Exercise description — Leave out the pictures and return every entry exactly as it appears.

Supplied records —
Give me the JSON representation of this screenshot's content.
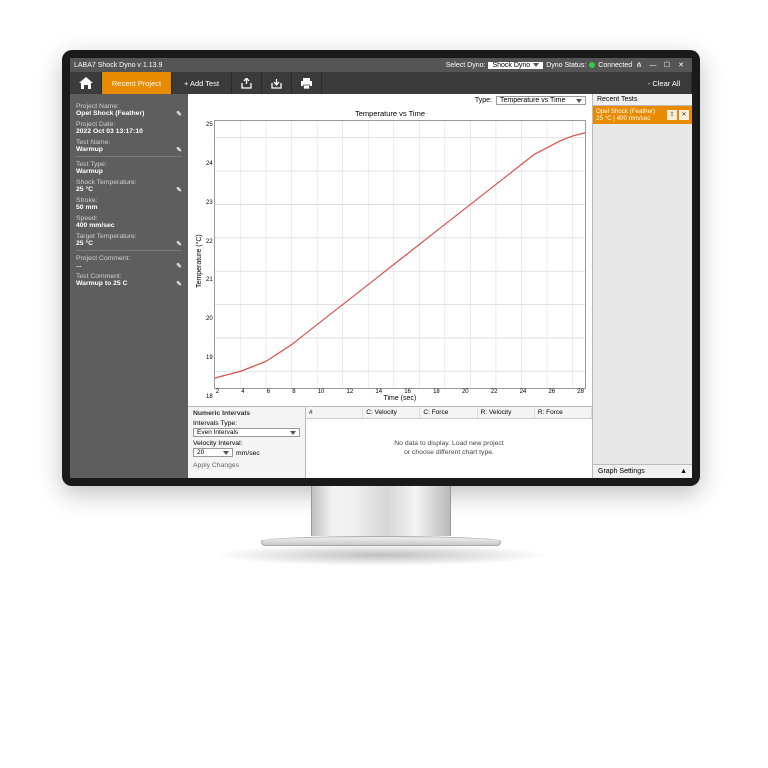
{
  "titlebar": {
    "title": "LABA7 Shock Dyno  v 1.13.9",
    "select_dyno_label": "Select Dyno:",
    "select_dyno_value": "Shock Dyno",
    "dyno_status_label": "Dyno Status:",
    "dyno_status_value": "Connected"
  },
  "toolbar": {
    "recent_project": "Recent Project",
    "add_test": "+ Add Test",
    "clear_all": "- Clear All"
  },
  "sidebar": {
    "project_name_label": "Project Name:",
    "project_name": "Opel Shock (Feather)",
    "project_date_label": "Project Date:",
    "project_date": "2022 Oct 03 13:17:10",
    "test_name_label": "Test Name:",
    "test_name": "Warmup",
    "test_type_label": "Test Type:",
    "test_type": "Warmup",
    "shock_temp_label": "Shock Temperature:",
    "shock_temp": "25 °C",
    "stroke_label": "Stroke:",
    "stroke": "50 mm",
    "speed_label": "Speed:",
    "speed": "400 mm/sec",
    "target_temp_label": "Target Temperature:",
    "target_temp": "25 °C",
    "project_comment_label": "Project Comment:",
    "project_comment": "...",
    "test_comment_label": "Test Comment:",
    "test_comment": "Warmup to 25 C"
  },
  "chart_area": {
    "type_label": "Type:",
    "type_value": "Temperature vs Time"
  },
  "numeric_intervals": {
    "header": "Numeric Intervals",
    "intervals_type_label": "Intervals Type:",
    "intervals_type": "Even Intervals",
    "velocity_interval_label": "Velocity Interval:",
    "velocity_interval": "20",
    "velocity_unit": "mm/sec",
    "apply_changes": "Apply Changes"
  },
  "data_table": {
    "cols": {
      "c0": "#",
      "c1": "C: Velocity",
      "c2": "C: Force",
      "c3": "R: Velocity",
      "c4": "R: Force"
    },
    "empty1": "No data to display. Load new project",
    "empty2": "or choose different chart type."
  },
  "right": {
    "recent_tests": "Recent Tests",
    "item_line1": "Opel Shock (Feather)",
    "item_line2": "25 °C | 400 mm/sec",
    "graph_settings": "Graph Settings"
  },
  "chart_data": {
    "type": "line",
    "title": "Temperature vs Time",
    "xlabel": "Time (sec)",
    "ylabel": "Temperature (°C)",
    "xlim": [
      0,
      29
    ],
    "ylim": [
      17.5,
      25.5
    ],
    "xticks": [
      2,
      4,
      6,
      8,
      10,
      12,
      14,
      16,
      18,
      20,
      22,
      24,
      26,
      28
    ],
    "yticks": [
      18,
      19,
      20,
      21,
      22,
      23,
      24,
      25
    ],
    "x": [
      0,
      1,
      2,
      3,
      4,
      5,
      6,
      7,
      8,
      9,
      10,
      11,
      12,
      13,
      14,
      15,
      16,
      17,
      18,
      19,
      20,
      21,
      22,
      23,
      24,
      25,
      26,
      27,
      28,
      29
    ],
    "y": [
      17.8,
      17.9,
      18.0,
      18.15,
      18.3,
      18.55,
      18.8,
      19.1,
      19.4,
      19.7,
      20.0,
      20.3,
      20.6,
      20.9,
      21.2,
      21.5,
      21.8,
      22.1,
      22.4,
      22.7,
      23.0,
      23.3,
      23.6,
      23.9,
      24.2,
      24.5,
      24.7,
      24.9,
      25.05,
      25.15
    ]
  }
}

Correct answer —
Give me the JSON representation of this screenshot's content.
{
  "titlebar": {
    "title": "LABA7 Shock Dyno  v 1.13.9",
    "select_dyno_label": "Select Dyno:",
    "select_dyno_value": "Shock Dyno",
    "dyno_status_label": "Dyno Status:",
    "dyno_status_value": "Connected"
  },
  "toolbar": {
    "recent_project": "Recent Project",
    "add_test": "+ Add Test",
    "clear_all": "- Clear All"
  },
  "sidebar": {
    "project_name_label": "Project Name:",
    "project_name": "Opel Shock (Feather)",
    "project_date_label": "Project Date:",
    "project_date": "2022 Oct 03 13:17:10",
    "test_name_label": "Test Name:",
    "test_name": "Warmup",
    "test_type_label": "Test Type:",
    "test_type": "Warmup",
    "shock_temp_label": "Shock Temperature:",
    "shock_temp": "25 °C",
    "stroke_label": "Stroke:",
    "stroke": "50 mm",
    "speed_label": "Speed:",
    "speed": "400 mm/sec",
    "target_temp_label": "Target Temperature:",
    "target_temp": "25 °C",
    "project_comment_label": "Project Comment:",
    "project_comment": "...",
    "test_comment_label": "Test Comment:",
    "test_comment": "Warmup to 25 C"
  },
  "chart_area": {
    "type_label": "Type:",
    "type_value": "Temperature vs Time"
  },
  "numeric_intervals": {
    "header": "Numeric Intervals",
    "intervals_type_label": "Intervals Type:",
    "intervals_type": "Even Intervals",
    "velocity_interval_label": "Velocity Interval:",
    "velocity_interval": "20",
    "velocity_unit": "mm/sec",
    "apply_changes": "Apply Changes"
  },
  "data_table": {
    "cols": {
      "c0": "#",
      "c1": "C: Velocity",
      "c2": "C: Force",
      "c3": "R: Velocity",
      "c4": "R: Force"
    },
    "empty1": "No data to display. Load new project",
    "empty2": "or choose different chart type."
  },
  "right": {
    "recent_tests": "Recent Tests",
    "item_line1": "Opel Shock (Feather)",
    "item_line2": "25 °C | 400 mm/sec",
    "graph_settings": "Graph Settings"
  },
  "chart_data": {
    "type": "line",
    "title": "Temperature vs Time",
    "xlabel": "Time (sec)",
    "ylabel": "Temperature (°C)",
    "xlim": [
      0,
      29
    ],
    "ylim": [
      17.5,
      25.5
    ],
    "xticks": [
      2,
      4,
      6,
      8,
      10,
      12,
      14,
      16,
      18,
      20,
      22,
      24,
      26,
      28
    ],
    "yticks": [
      18,
      19,
      20,
      21,
      22,
      23,
      24,
      25
    ],
    "x": [
      0,
      1,
      2,
      3,
      4,
      5,
      6,
      7,
      8,
      9,
      10,
      11,
      12,
      13,
      14,
      15,
      16,
      17,
      18,
      19,
      20,
      21,
      22,
      23,
      24,
      25,
      26,
      27,
      28,
      29
    ],
    "y": [
      17.8,
      17.9,
      18.0,
      18.15,
      18.3,
      18.55,
      18.8,
      19.1,
      19.4,
      19.7,
      20.0,
      20.3,
      20.6,
      20.9,
      21.2,
      21.5,
      21.8,
      22.1,
      22.4,
      22.7,
      23.0,
      23.3,
      23.6,
      23.9,
      24.2,
      24.5,
      24.7,
      24.9,
      25.05,
      25.15
    ]
  }
}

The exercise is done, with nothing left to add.